Each line that holds the word "fluorescence" is to be identified and copied.
◆ ◆ ◆ ◆
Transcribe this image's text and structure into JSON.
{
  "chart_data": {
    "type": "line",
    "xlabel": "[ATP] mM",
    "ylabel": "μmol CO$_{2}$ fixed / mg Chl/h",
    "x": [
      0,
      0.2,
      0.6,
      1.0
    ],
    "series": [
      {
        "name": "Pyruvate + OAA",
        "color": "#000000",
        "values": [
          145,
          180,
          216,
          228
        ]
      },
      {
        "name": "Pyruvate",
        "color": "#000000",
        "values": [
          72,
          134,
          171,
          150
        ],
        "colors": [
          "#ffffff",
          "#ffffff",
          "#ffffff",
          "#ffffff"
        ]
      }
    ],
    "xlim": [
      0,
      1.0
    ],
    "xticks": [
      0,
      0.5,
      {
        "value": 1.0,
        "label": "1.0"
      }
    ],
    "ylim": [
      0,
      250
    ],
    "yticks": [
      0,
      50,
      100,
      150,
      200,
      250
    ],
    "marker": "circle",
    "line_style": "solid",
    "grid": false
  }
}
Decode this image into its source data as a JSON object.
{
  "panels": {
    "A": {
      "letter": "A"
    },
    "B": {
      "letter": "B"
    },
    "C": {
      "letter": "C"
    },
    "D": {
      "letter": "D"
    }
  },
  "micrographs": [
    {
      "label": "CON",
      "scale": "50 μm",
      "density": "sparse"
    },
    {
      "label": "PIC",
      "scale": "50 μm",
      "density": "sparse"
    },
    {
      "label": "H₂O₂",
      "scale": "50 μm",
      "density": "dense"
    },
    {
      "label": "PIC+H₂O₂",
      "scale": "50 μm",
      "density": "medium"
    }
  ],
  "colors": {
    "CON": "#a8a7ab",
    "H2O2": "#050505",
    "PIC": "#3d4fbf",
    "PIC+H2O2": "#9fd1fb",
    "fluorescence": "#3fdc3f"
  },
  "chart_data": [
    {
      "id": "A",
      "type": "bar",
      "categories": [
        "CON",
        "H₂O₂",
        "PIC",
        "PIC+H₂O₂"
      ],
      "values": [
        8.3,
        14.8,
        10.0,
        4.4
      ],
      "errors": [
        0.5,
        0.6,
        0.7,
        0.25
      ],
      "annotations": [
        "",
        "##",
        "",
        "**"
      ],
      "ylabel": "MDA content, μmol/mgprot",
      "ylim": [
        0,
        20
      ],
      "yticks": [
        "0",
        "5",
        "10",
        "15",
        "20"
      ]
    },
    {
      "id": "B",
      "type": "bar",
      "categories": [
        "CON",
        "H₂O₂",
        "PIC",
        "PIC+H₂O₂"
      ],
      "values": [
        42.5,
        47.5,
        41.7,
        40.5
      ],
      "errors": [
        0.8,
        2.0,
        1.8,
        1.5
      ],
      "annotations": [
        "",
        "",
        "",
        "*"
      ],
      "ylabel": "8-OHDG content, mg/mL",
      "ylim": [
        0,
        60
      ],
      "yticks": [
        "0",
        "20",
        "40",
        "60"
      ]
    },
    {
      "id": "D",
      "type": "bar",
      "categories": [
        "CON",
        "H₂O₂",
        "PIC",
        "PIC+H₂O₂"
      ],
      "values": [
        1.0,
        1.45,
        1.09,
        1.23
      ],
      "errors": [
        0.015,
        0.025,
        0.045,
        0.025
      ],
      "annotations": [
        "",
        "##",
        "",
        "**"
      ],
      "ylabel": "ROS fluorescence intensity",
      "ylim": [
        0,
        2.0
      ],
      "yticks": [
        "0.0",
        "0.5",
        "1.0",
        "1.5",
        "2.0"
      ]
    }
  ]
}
◆ ◆ ◆ ◆
◆ **SOLVED PROBLEM**:
    "fluorescence": "#3fdc3f"
      "ylabel": "ROS fluorescence intensity",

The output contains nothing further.